• _Request_:
Provide nothing but the number of lines containing the string "important".

• _Supplied information_:

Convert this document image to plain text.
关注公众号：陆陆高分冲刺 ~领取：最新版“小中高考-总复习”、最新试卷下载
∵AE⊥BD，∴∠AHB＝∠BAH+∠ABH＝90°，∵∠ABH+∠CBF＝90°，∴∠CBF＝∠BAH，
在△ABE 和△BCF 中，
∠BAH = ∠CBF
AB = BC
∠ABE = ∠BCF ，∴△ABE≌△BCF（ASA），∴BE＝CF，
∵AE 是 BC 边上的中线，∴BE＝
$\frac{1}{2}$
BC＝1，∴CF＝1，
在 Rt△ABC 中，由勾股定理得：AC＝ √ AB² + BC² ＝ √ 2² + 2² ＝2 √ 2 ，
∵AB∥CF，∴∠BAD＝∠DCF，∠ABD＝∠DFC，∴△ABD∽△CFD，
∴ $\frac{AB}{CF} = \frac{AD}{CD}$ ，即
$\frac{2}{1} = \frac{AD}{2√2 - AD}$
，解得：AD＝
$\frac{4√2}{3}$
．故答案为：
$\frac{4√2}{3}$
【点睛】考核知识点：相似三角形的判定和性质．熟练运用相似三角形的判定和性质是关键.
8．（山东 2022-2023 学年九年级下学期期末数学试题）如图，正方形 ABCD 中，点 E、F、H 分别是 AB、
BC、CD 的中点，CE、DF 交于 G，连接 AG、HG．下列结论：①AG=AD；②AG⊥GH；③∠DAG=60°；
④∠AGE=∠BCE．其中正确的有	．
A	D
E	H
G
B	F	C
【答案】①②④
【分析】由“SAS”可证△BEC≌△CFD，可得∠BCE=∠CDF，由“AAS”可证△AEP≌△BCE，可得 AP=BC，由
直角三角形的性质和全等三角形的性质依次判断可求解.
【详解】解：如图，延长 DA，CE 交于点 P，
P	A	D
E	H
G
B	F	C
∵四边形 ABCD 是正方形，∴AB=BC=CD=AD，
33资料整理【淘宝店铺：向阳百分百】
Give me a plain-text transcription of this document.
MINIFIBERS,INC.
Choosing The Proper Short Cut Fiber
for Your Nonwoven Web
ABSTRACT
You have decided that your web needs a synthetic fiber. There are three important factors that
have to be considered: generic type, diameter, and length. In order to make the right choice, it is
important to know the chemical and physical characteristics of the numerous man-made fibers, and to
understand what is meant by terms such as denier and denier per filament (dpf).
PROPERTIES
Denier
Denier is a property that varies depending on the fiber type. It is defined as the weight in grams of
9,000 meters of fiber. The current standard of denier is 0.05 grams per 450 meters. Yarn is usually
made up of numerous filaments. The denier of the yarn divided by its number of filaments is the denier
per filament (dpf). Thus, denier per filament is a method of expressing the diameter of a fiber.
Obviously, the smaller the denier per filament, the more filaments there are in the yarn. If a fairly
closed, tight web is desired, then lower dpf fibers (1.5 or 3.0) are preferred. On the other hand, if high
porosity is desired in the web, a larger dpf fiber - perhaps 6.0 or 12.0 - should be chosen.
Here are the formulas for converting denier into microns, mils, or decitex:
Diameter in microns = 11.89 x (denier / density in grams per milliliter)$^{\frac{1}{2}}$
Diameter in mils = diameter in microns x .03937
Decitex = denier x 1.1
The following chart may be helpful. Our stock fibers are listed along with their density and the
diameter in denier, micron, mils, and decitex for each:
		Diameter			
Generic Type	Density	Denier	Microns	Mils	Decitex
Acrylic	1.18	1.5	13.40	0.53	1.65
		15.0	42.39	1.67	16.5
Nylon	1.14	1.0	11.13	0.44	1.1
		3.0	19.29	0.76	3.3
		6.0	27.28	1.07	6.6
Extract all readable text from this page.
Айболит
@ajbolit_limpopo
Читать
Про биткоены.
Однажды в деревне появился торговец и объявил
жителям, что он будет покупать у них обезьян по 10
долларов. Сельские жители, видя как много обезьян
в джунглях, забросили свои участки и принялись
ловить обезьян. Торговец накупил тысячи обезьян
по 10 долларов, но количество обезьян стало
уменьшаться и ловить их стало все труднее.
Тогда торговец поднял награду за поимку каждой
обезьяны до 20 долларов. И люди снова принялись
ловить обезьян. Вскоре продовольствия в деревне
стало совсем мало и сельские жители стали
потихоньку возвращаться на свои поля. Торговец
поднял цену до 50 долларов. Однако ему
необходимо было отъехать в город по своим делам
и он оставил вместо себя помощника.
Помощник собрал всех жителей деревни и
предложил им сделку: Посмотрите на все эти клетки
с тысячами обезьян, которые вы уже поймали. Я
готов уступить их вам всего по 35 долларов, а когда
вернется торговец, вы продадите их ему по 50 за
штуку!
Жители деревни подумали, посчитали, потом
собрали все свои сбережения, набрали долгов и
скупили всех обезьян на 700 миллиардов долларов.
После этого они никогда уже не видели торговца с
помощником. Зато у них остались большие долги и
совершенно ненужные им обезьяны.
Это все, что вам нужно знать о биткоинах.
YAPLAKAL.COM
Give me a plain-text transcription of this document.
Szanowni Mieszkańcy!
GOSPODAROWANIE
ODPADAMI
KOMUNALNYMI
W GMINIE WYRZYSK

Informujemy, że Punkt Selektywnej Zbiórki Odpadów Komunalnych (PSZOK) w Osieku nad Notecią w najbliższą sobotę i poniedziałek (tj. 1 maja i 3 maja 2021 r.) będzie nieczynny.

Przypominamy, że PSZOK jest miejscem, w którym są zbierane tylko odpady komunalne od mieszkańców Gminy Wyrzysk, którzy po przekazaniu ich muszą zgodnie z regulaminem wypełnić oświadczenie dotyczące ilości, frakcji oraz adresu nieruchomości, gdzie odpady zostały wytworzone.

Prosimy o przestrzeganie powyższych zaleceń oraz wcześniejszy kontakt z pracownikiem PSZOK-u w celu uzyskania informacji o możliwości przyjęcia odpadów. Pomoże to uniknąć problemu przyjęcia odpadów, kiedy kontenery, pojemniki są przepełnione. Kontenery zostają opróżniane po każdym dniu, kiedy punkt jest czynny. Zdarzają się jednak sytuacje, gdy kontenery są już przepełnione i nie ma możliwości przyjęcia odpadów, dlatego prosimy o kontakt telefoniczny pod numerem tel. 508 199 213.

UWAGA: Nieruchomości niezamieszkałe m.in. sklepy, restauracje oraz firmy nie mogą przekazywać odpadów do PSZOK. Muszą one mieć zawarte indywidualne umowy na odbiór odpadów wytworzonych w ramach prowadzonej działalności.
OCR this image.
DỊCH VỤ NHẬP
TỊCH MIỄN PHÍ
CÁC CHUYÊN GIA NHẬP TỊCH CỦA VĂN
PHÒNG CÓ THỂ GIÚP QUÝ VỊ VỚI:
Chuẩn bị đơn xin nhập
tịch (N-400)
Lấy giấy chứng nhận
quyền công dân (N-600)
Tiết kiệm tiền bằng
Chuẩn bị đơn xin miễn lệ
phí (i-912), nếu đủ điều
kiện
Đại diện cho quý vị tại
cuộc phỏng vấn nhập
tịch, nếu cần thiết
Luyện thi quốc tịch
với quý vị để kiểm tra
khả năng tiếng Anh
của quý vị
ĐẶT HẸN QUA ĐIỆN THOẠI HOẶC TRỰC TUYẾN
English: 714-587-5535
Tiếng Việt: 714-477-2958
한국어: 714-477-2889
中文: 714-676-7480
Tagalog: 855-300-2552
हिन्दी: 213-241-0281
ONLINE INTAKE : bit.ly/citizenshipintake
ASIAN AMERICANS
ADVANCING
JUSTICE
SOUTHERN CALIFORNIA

• _Complete response_:
2